>>>>>

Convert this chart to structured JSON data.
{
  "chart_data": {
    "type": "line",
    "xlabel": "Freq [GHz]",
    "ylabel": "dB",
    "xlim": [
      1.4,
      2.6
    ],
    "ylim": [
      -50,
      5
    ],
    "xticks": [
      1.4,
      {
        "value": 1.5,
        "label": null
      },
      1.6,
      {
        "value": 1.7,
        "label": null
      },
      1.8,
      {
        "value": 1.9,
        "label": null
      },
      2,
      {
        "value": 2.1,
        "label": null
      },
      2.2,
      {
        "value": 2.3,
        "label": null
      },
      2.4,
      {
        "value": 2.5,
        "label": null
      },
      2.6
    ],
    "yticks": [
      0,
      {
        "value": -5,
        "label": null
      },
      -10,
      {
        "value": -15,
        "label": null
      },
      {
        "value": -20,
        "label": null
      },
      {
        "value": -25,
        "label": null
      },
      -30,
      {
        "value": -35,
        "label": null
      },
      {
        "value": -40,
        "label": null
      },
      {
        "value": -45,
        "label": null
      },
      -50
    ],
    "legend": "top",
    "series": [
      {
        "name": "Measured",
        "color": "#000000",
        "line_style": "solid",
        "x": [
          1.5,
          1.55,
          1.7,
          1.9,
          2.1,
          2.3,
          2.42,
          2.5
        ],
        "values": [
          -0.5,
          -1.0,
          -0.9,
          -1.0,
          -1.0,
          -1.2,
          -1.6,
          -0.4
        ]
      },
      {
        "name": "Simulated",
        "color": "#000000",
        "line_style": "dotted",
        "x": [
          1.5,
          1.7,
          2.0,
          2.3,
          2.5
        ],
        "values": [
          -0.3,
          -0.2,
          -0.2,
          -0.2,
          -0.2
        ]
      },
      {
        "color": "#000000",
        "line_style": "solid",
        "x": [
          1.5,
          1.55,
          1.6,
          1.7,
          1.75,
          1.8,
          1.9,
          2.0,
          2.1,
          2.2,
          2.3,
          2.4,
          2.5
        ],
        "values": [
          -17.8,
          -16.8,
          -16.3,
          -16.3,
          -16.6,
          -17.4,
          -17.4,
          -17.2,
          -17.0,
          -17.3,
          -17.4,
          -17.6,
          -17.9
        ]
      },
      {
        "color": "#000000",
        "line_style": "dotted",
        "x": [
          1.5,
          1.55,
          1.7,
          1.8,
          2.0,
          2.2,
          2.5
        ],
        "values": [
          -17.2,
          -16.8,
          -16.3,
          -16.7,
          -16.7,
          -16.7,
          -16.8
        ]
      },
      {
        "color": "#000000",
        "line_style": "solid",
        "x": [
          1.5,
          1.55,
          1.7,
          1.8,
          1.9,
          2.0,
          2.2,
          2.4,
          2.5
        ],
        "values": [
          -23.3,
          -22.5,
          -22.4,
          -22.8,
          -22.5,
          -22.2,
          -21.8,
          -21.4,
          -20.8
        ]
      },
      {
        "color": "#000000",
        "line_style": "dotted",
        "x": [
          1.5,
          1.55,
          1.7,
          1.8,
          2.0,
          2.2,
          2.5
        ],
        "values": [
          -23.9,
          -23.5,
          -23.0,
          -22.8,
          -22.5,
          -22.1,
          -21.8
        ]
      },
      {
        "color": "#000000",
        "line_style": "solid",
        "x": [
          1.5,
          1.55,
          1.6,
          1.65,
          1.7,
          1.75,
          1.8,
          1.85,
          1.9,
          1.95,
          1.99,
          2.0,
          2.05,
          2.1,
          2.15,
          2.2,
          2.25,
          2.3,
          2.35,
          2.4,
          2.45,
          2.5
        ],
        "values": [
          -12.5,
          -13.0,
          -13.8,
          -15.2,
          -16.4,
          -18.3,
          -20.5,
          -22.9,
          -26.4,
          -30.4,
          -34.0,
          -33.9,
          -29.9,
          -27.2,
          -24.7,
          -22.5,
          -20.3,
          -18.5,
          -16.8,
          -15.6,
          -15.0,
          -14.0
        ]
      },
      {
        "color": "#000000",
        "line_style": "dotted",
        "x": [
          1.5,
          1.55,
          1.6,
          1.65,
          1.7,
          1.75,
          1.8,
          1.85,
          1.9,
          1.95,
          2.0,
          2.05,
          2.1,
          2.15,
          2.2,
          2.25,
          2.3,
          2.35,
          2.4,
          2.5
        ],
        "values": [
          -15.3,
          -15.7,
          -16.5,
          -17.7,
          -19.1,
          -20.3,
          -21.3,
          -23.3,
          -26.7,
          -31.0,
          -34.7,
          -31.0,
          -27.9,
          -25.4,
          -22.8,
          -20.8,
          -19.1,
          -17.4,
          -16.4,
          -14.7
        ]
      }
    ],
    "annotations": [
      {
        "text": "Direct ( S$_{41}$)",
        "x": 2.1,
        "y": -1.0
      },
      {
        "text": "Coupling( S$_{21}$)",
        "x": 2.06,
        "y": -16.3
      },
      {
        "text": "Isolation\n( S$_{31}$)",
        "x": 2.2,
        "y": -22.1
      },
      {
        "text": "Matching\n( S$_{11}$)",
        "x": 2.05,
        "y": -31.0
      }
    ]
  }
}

<<<<<
>>>>>

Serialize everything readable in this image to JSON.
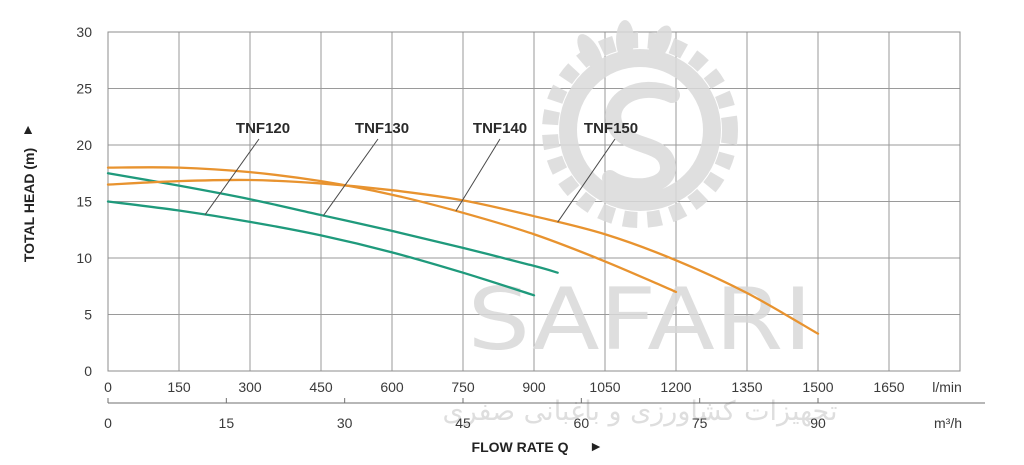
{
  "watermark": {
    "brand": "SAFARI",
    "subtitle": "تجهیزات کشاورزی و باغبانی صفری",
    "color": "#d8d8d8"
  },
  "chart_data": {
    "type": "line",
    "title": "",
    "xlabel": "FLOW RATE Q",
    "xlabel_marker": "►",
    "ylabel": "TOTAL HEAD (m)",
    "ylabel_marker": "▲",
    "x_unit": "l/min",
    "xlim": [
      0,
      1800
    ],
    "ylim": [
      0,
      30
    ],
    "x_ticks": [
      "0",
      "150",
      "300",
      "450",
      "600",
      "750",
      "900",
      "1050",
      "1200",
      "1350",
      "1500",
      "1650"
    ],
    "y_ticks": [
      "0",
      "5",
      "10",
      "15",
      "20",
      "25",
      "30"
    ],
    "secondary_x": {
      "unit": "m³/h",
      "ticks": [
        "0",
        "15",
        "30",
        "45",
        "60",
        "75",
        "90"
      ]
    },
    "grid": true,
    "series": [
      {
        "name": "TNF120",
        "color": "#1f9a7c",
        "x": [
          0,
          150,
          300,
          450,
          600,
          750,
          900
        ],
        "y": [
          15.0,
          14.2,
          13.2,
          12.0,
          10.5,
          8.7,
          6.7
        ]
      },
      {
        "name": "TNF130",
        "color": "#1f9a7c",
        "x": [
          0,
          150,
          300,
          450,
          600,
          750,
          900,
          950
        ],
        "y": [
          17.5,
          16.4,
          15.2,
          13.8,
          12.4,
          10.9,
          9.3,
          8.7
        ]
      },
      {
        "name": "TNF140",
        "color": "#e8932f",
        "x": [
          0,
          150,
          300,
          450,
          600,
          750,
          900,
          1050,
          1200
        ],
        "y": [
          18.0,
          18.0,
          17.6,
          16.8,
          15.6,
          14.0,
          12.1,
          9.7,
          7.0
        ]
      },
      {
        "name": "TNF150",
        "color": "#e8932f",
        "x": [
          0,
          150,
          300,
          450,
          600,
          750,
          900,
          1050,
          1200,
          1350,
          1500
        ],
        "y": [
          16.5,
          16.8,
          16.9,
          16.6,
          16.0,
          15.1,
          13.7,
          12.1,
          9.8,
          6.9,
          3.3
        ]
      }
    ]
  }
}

<<<<<
>>>>>

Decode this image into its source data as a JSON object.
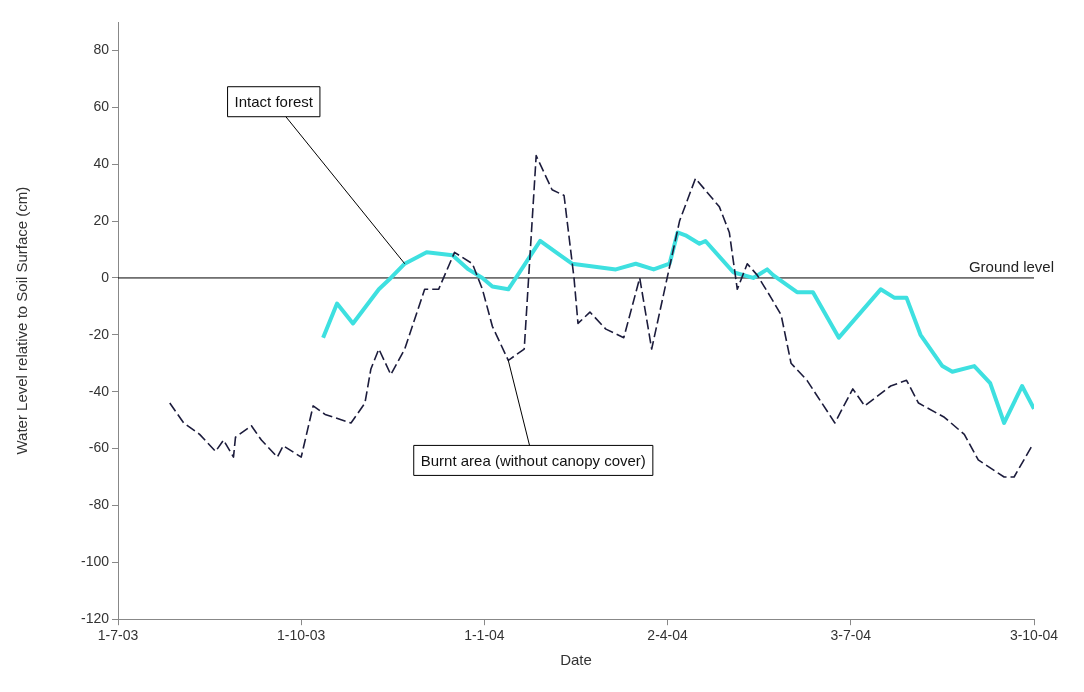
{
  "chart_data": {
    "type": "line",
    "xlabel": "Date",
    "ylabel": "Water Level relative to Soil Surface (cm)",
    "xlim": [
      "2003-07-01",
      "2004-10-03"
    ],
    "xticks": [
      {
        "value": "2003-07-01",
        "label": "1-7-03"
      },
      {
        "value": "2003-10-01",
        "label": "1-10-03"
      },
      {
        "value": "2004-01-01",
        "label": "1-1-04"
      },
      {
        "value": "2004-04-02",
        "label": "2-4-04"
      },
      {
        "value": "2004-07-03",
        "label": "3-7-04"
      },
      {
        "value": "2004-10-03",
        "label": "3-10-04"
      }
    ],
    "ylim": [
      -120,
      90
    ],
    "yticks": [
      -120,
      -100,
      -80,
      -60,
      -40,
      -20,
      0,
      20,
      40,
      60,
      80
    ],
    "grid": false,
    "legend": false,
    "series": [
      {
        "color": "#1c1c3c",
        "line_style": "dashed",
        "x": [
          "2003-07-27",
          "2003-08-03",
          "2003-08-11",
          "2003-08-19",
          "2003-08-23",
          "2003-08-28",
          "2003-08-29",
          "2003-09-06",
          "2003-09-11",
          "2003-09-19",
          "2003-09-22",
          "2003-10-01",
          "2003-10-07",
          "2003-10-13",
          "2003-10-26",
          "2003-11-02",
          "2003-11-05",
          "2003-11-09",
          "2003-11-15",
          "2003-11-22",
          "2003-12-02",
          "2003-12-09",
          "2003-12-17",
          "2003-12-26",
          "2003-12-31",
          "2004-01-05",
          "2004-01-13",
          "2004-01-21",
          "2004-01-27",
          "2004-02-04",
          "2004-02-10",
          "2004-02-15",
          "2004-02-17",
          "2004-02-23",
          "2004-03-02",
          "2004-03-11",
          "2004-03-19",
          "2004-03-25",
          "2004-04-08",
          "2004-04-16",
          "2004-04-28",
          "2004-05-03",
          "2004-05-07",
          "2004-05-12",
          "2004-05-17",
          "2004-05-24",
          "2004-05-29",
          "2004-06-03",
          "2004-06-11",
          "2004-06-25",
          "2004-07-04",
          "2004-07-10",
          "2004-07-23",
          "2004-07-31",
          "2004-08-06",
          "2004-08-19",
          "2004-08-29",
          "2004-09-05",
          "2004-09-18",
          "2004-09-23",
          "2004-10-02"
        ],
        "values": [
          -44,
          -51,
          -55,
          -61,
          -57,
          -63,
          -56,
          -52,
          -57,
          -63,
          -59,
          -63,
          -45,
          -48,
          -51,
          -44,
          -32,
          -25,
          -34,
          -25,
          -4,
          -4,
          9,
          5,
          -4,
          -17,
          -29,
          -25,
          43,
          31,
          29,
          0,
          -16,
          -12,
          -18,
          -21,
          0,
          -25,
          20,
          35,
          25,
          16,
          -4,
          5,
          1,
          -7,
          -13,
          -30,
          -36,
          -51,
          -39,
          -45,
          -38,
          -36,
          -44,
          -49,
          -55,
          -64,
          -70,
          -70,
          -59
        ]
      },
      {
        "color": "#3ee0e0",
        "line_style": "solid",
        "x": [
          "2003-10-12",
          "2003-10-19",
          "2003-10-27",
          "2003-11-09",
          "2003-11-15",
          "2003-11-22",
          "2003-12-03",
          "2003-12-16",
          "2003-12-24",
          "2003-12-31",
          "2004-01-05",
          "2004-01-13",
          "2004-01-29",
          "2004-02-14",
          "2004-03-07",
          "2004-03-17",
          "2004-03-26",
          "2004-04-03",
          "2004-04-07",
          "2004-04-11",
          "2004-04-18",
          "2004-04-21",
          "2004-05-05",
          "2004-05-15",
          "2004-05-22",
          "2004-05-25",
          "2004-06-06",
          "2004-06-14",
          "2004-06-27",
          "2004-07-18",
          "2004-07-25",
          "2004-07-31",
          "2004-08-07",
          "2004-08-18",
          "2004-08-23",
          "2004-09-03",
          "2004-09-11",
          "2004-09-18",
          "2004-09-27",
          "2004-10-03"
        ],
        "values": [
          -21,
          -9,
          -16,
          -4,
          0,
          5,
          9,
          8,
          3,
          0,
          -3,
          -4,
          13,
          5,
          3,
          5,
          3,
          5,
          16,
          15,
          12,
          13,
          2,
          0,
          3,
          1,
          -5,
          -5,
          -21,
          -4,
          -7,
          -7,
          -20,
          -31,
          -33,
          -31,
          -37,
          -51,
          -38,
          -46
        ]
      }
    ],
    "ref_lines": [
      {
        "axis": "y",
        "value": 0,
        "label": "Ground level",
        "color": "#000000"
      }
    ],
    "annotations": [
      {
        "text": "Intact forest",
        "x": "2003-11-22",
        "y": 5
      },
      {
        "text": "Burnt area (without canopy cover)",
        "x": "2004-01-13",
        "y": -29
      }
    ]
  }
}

<<<<<

Gather and copy every line of the data in which the string "text" is found.

        "text": "Direct ( S$_{41}$)",
        "text": "Coupling( S$_{21}$)",
        "text": "Isolation\n( S$_{31}$)",
        "text": "Matching\n( S$_{11}$)",
        "text": "Intact forest",
        "text": "Burnt area (without canopy cover)",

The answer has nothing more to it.